Locate and copy each line in the data that contains the word "outros".

::: Items

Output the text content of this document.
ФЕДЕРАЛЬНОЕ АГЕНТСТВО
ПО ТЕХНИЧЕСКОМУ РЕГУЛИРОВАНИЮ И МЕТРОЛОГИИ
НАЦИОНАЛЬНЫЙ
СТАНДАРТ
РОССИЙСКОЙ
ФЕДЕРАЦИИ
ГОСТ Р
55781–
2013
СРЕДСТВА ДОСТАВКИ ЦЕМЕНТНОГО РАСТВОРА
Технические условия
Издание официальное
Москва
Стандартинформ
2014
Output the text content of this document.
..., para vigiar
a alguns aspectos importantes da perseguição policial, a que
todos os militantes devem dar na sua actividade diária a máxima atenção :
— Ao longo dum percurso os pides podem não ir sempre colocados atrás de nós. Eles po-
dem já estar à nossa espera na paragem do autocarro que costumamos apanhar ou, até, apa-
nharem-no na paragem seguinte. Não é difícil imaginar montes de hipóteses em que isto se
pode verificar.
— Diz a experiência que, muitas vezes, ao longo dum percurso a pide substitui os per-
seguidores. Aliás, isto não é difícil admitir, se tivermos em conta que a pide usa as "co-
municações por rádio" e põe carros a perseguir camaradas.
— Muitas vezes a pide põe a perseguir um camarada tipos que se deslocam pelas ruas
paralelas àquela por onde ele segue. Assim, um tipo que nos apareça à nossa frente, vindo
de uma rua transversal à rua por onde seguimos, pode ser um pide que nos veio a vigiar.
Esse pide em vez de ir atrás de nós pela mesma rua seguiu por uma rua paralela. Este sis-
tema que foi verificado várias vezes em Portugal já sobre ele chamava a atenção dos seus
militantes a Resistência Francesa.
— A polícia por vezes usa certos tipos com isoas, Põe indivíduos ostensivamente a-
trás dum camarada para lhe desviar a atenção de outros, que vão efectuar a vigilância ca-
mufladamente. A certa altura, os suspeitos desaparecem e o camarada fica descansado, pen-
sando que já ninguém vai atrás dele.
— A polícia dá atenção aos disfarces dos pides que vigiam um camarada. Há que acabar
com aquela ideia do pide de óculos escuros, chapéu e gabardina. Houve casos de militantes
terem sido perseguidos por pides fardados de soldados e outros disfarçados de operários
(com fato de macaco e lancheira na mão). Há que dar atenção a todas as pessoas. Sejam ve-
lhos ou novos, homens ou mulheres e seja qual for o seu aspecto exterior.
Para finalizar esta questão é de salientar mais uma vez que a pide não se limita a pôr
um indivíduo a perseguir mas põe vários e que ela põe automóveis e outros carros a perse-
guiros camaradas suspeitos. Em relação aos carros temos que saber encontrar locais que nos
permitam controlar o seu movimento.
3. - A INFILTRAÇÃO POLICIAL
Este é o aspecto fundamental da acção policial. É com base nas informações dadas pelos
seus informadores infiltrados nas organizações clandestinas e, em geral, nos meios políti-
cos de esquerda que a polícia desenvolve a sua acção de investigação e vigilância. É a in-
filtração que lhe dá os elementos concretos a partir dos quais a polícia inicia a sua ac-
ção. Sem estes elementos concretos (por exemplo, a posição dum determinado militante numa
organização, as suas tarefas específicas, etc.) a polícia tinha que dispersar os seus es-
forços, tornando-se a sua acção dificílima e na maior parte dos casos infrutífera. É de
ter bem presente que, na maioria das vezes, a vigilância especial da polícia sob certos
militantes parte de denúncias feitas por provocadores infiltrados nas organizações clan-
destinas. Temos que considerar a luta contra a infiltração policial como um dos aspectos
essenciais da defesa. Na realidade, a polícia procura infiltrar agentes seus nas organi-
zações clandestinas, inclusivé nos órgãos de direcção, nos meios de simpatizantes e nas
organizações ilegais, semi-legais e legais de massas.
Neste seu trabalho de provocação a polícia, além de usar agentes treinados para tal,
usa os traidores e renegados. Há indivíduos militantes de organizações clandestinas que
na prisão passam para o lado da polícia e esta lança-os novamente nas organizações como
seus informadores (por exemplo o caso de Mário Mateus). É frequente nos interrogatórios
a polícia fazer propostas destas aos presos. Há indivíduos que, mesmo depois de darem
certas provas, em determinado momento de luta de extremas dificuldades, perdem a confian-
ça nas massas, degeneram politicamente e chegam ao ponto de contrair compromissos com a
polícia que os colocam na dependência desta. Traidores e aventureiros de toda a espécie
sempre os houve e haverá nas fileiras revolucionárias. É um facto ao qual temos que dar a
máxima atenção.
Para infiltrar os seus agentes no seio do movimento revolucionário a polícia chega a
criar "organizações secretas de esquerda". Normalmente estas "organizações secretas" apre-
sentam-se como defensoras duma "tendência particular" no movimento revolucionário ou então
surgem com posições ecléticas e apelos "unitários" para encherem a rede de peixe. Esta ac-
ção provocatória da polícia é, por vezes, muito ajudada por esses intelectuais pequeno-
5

::::::

* Response *
trás dum camarada para lhe desviar a atenção de outros, que vão efectuar a vigilância ca-
terem sido perseguidos por pides fardados de soldados e outros disfarçados de operários
um indivíduo a perseguir mas põe vários e que ela põe automóveis e outros carros a perse-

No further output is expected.